What you need to do —
Single out the lines that include the word "replies". Copy them.

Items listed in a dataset
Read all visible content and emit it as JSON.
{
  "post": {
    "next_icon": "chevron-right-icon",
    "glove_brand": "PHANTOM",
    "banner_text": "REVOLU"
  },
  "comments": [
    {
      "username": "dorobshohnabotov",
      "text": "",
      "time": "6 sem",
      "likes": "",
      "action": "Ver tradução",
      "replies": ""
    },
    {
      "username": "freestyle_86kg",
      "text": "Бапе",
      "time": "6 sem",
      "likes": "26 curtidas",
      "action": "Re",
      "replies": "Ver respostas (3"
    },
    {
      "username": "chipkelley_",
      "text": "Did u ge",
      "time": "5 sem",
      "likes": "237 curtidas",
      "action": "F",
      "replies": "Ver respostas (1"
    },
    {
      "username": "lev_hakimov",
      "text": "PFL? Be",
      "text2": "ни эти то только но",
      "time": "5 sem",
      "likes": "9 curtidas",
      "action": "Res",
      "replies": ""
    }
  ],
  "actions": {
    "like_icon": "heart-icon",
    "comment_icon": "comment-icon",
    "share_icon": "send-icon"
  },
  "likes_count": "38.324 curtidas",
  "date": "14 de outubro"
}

---

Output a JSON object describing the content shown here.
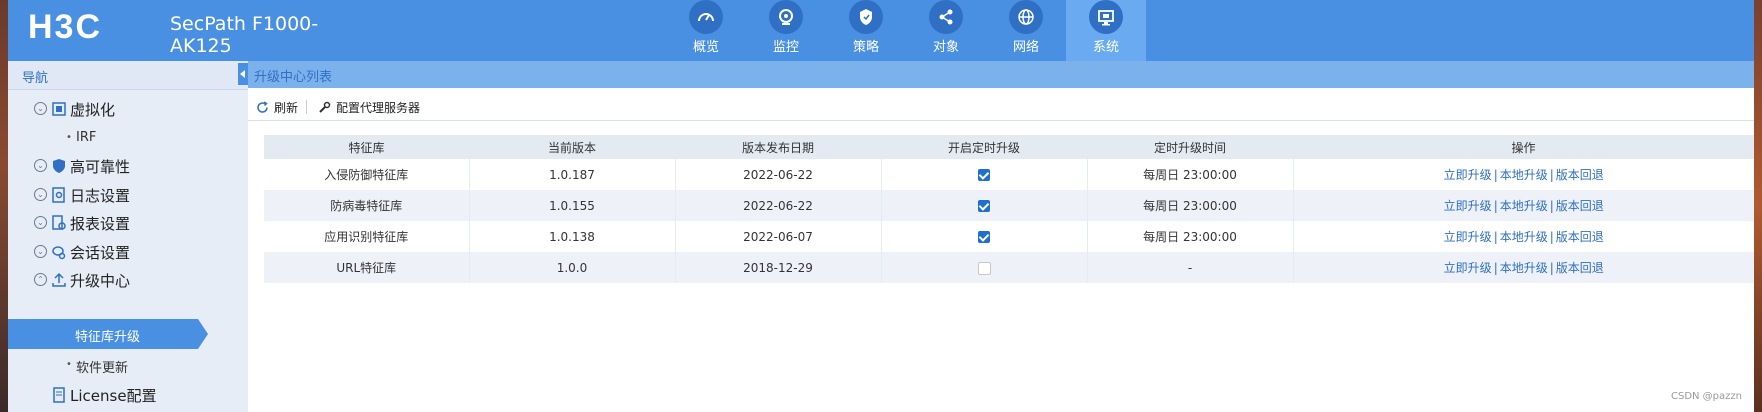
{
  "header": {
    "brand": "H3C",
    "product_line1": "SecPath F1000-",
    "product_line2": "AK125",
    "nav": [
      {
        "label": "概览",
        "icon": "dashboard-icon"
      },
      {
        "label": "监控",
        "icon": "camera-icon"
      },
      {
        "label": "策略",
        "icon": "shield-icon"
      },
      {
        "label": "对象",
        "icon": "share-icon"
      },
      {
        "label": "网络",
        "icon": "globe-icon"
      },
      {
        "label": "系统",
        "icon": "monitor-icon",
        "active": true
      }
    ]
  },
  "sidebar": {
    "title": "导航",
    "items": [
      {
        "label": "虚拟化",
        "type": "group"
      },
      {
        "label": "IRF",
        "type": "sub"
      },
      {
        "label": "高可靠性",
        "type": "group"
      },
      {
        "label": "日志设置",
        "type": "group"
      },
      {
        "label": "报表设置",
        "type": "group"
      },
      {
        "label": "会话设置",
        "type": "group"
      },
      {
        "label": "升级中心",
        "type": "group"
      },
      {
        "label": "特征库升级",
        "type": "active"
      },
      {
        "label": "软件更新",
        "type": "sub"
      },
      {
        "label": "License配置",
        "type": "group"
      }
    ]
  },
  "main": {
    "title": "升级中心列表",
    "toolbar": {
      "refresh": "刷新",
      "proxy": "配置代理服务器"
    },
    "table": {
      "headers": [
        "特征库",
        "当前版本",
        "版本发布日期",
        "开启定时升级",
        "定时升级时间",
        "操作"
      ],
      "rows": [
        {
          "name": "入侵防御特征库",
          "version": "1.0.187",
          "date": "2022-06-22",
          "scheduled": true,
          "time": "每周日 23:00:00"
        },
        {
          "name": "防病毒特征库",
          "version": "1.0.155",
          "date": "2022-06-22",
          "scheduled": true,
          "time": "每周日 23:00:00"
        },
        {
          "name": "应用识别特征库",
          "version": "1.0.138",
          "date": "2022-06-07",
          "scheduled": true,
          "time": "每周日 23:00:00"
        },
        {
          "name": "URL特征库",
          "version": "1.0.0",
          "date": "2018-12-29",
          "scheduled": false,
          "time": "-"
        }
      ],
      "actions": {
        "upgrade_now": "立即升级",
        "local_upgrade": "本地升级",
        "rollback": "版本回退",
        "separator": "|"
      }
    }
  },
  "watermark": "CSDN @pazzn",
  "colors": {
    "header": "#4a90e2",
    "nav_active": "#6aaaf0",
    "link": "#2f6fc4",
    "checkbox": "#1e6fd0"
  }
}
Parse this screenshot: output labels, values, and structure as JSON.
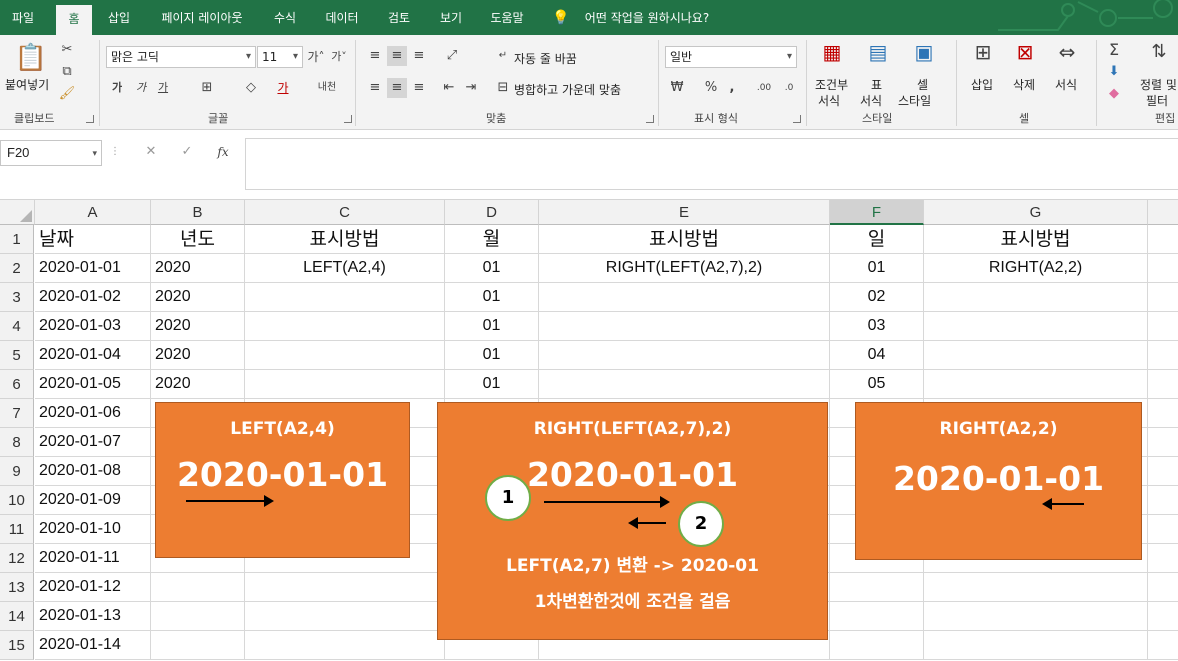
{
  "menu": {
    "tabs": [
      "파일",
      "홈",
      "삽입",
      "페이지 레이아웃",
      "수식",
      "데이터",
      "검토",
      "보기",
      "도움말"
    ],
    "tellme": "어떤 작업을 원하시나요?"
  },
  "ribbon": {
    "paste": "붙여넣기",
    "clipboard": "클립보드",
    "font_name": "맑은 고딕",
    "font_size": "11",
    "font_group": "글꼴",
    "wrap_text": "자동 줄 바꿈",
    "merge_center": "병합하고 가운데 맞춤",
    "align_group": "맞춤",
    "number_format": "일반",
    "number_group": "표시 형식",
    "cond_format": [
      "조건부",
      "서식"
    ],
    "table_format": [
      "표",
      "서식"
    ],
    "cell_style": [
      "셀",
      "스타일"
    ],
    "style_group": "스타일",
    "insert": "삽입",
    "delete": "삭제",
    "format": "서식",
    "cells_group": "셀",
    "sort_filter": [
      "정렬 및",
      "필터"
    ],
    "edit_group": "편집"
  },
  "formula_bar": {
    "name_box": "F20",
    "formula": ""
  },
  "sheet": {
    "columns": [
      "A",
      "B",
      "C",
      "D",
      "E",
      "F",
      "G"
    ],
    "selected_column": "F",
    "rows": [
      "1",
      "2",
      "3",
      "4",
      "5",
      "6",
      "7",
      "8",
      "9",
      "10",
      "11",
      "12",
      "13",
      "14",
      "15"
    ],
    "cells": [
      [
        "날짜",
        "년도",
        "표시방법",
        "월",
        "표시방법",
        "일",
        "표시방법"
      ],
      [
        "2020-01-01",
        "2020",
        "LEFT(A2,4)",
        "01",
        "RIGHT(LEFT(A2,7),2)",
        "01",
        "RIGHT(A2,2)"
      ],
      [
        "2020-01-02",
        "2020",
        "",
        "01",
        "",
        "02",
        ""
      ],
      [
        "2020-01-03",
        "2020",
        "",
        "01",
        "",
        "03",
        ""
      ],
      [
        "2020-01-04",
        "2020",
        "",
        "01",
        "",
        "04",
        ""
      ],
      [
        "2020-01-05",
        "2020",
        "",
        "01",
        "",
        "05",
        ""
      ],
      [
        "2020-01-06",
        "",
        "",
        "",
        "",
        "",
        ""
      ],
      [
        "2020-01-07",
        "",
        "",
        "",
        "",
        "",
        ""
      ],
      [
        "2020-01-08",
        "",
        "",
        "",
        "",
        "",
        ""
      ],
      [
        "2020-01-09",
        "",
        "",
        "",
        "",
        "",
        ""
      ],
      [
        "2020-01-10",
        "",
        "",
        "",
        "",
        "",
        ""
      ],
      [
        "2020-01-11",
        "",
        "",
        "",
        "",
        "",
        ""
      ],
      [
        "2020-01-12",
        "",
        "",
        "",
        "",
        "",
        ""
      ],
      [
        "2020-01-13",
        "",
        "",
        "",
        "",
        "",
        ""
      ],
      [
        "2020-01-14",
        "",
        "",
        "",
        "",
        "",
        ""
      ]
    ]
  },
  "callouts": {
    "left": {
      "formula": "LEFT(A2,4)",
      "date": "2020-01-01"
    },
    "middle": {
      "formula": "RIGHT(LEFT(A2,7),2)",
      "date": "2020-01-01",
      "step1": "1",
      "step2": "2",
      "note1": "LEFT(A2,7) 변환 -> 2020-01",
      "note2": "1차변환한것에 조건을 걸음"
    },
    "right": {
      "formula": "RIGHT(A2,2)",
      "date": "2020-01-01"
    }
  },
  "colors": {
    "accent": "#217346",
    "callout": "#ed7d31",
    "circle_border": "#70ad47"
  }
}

* * *

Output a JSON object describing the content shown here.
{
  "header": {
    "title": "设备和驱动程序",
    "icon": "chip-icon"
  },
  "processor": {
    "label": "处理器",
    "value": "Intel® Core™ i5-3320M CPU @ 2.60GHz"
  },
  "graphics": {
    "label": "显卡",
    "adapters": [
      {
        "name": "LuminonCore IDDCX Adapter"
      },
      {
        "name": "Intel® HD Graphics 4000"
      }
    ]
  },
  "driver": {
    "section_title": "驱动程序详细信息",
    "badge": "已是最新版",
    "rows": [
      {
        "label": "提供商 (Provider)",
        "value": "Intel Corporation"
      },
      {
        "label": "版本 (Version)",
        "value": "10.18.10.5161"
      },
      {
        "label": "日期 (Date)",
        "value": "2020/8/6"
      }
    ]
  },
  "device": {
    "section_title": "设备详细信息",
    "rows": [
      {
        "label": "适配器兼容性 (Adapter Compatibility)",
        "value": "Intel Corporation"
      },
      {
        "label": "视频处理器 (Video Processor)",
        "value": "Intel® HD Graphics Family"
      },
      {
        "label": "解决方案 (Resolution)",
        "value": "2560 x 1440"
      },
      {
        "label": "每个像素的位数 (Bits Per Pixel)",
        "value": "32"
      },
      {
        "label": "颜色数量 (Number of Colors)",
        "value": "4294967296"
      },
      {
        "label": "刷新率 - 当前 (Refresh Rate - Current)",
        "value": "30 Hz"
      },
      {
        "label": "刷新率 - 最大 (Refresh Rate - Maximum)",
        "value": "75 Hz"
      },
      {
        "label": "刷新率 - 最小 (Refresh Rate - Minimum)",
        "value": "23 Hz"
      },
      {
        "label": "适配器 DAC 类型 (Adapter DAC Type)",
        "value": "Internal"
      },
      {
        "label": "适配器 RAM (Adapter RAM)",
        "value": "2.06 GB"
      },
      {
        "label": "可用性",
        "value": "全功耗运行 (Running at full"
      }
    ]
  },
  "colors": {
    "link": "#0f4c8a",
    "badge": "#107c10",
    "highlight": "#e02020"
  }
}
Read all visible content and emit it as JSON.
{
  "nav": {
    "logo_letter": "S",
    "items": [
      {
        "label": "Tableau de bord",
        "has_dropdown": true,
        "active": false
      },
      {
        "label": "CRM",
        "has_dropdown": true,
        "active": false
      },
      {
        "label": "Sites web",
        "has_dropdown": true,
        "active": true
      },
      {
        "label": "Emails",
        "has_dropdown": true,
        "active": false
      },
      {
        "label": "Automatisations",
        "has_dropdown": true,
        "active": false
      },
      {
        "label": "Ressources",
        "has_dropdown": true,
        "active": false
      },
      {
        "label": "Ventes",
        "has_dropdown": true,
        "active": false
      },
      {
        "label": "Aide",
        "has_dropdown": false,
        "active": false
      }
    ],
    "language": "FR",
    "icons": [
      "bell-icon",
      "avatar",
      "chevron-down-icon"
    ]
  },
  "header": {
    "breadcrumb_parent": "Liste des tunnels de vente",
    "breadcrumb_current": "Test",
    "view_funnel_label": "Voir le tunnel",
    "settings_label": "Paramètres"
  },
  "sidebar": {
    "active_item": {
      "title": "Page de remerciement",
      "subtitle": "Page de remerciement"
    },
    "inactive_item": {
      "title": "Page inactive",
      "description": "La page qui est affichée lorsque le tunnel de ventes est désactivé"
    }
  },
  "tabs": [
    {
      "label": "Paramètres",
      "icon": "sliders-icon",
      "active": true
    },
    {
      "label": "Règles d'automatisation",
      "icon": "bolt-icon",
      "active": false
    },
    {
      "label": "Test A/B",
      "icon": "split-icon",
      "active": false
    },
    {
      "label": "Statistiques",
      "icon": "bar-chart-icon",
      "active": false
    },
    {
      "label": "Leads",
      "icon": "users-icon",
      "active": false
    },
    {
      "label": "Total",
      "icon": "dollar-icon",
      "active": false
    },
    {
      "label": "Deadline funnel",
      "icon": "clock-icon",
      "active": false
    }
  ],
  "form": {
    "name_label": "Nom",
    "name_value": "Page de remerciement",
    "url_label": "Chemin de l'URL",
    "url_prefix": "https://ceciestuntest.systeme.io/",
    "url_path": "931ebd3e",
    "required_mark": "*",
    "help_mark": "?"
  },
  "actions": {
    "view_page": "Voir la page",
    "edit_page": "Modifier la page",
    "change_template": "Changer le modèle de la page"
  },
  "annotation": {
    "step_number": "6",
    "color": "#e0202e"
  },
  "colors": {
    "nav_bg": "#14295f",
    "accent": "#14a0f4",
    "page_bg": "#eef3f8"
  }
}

Reply —
      "replies": ""
      "replies": "Ver respostas (3"
      "replies": "Ver respostas (1"
      "replies": ""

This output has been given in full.